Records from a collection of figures
**********

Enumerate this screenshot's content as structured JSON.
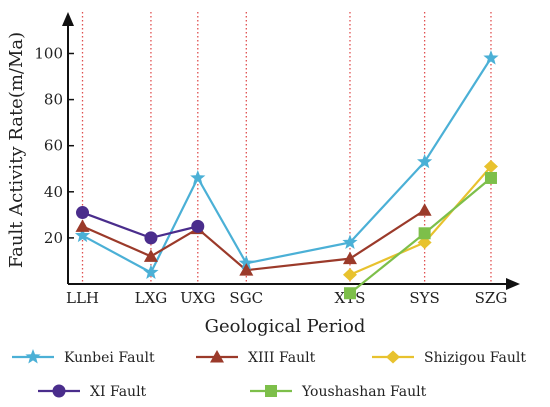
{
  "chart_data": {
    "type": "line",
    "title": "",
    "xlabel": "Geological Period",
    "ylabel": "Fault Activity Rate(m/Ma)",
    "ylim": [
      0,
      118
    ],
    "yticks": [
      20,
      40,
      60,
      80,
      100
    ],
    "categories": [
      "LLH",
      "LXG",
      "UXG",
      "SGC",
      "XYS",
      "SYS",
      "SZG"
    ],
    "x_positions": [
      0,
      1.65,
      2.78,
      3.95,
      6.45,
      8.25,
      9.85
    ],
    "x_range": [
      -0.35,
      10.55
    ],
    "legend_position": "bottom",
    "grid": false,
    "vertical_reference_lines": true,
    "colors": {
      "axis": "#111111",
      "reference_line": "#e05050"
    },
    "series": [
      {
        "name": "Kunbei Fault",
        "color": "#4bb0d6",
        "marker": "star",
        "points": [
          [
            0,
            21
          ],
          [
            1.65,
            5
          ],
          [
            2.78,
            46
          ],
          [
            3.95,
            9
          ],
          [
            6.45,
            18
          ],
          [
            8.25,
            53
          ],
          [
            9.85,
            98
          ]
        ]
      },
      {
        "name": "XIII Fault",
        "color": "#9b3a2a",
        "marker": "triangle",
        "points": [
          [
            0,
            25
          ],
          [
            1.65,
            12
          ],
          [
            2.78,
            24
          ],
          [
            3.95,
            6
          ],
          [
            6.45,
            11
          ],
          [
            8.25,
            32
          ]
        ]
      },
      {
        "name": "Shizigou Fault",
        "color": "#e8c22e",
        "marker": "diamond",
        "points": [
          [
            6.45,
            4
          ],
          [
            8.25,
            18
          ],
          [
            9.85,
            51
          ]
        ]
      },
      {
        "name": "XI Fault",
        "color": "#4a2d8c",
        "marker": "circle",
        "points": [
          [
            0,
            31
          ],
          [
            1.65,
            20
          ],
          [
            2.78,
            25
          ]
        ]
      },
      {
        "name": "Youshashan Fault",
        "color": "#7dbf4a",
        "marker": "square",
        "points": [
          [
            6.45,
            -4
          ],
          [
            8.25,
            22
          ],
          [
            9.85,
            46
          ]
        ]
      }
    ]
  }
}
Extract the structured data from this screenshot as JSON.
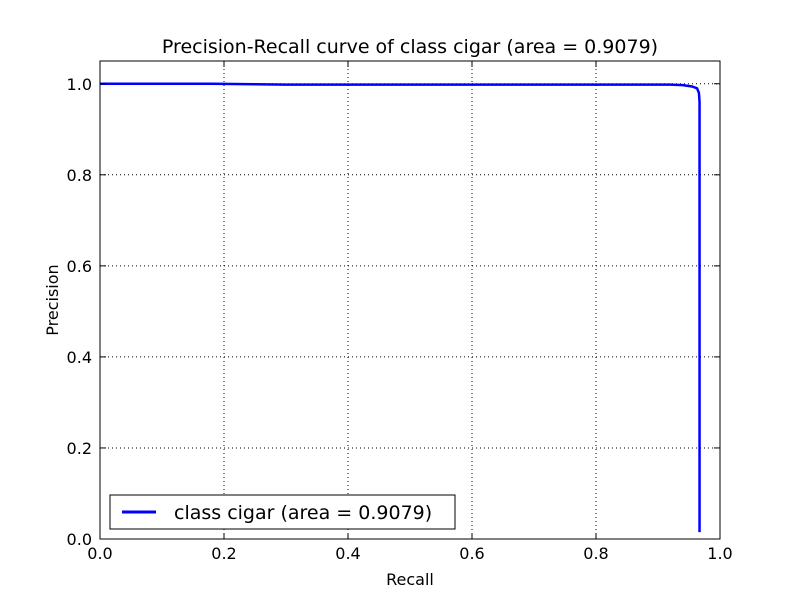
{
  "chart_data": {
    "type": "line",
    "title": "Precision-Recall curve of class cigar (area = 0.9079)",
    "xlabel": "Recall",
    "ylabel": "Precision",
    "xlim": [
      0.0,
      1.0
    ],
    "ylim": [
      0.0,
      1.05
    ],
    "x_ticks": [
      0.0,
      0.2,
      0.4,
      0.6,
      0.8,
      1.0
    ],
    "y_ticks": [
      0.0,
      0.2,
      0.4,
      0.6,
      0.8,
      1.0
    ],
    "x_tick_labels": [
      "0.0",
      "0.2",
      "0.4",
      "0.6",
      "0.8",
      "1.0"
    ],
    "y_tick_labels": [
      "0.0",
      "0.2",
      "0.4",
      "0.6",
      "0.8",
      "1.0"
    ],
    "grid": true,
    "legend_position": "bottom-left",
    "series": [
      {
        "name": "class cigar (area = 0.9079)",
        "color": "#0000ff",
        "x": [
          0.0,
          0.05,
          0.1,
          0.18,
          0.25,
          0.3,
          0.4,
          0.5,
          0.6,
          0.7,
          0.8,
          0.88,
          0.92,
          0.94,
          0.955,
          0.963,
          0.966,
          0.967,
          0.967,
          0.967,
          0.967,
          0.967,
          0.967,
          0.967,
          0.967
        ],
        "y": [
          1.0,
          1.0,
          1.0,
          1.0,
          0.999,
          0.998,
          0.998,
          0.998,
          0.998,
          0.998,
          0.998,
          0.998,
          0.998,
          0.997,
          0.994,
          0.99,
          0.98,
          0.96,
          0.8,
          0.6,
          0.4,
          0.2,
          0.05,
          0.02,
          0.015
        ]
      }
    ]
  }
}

**********

PROBLEM TO WORK ON: Count every line bearing the word "this"; report the total only.

RIGHT ANSWER: 2